§ **Written instruction**: Filter the records below and copy every line containing the word "completed".

*** Dataset rows

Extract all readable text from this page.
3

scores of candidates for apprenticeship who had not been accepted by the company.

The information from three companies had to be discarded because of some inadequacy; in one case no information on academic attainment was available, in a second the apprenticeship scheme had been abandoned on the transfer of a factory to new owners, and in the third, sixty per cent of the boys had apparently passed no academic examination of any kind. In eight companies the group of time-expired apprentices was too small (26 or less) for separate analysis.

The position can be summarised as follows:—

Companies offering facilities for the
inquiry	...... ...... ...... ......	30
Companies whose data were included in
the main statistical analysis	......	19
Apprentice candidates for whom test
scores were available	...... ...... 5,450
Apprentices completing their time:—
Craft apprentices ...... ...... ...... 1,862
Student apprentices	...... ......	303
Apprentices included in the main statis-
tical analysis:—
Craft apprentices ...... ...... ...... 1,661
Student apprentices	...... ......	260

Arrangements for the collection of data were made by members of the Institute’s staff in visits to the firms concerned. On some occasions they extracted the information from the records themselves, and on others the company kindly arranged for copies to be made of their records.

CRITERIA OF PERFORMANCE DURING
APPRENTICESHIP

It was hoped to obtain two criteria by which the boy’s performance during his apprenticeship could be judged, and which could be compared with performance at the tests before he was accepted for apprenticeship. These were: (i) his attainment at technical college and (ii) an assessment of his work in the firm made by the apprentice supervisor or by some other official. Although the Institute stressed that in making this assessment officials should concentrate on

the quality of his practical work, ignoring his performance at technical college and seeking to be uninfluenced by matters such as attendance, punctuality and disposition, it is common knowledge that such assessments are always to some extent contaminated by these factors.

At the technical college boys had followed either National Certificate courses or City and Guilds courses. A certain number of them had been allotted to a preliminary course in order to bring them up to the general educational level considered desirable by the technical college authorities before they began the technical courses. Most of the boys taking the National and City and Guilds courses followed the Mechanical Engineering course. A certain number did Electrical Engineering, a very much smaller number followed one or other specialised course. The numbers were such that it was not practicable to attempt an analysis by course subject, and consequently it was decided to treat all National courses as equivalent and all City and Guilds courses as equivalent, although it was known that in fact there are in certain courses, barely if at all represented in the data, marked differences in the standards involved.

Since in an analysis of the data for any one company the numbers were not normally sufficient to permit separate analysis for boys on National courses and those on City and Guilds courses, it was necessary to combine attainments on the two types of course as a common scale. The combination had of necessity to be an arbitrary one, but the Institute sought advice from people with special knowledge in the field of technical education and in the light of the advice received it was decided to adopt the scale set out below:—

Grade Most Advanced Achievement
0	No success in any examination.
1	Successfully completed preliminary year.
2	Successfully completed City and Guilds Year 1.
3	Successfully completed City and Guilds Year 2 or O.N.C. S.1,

******
*** Dataset rows

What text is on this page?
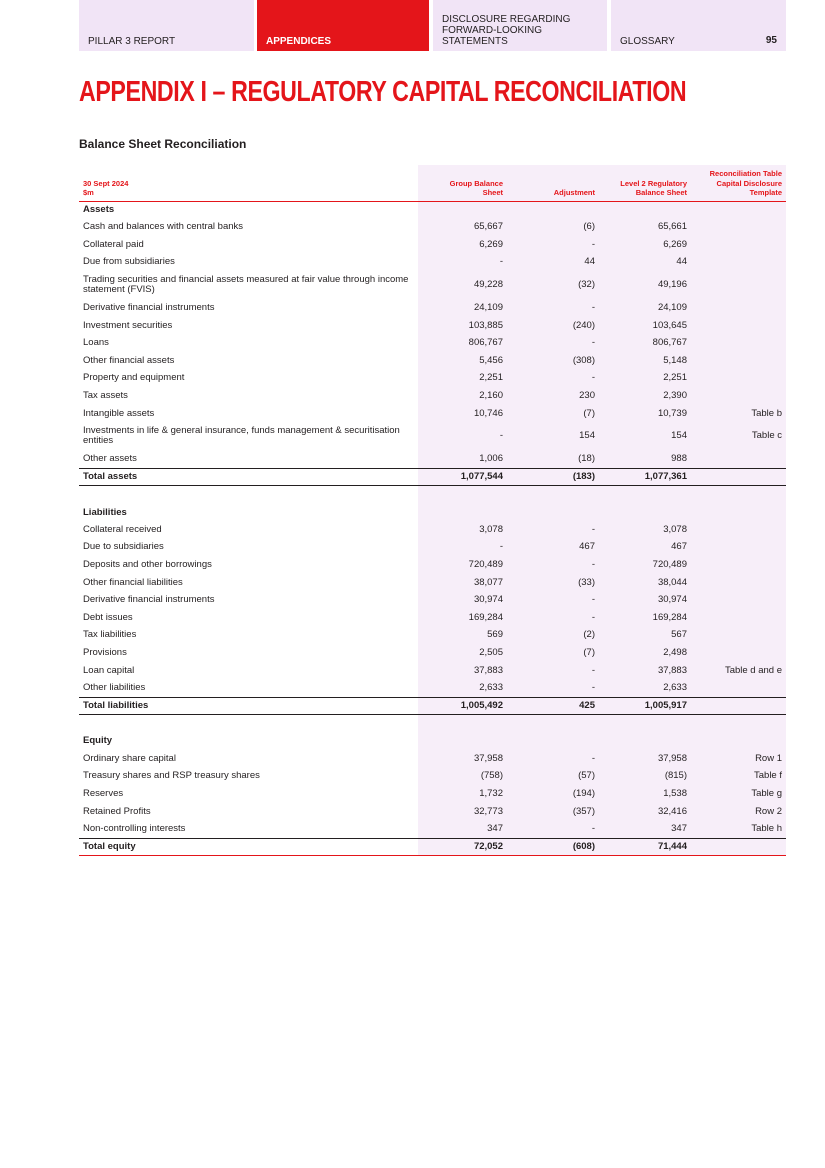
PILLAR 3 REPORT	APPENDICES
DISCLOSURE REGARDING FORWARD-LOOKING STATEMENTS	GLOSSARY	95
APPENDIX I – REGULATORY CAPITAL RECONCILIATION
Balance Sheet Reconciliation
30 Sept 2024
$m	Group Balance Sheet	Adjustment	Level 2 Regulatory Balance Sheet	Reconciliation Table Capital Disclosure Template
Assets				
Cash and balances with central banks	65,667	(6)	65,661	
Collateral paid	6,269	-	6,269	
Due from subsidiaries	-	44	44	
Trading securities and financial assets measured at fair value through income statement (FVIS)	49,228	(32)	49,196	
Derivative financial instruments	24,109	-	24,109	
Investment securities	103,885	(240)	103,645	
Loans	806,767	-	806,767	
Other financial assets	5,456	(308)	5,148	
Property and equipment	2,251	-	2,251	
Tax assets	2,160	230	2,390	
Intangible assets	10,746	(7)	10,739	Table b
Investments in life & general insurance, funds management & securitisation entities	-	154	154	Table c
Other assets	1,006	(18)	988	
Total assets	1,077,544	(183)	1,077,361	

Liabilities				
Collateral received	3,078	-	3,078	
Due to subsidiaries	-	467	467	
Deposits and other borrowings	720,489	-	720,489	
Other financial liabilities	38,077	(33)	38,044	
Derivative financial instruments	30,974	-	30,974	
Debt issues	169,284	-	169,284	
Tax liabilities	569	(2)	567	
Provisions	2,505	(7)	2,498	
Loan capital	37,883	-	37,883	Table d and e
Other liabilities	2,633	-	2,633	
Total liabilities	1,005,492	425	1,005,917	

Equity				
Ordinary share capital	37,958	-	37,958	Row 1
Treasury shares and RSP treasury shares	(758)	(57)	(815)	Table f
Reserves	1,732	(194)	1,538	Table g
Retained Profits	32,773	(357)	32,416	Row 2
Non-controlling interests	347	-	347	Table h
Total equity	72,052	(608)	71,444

******

§ **Complete output**:
1	Successfully completed preliminary year.
2	Successfully completed City and Guilds Year 1.
3	Successfully completed City and Guilds Year 2 or O.N.C. S.1,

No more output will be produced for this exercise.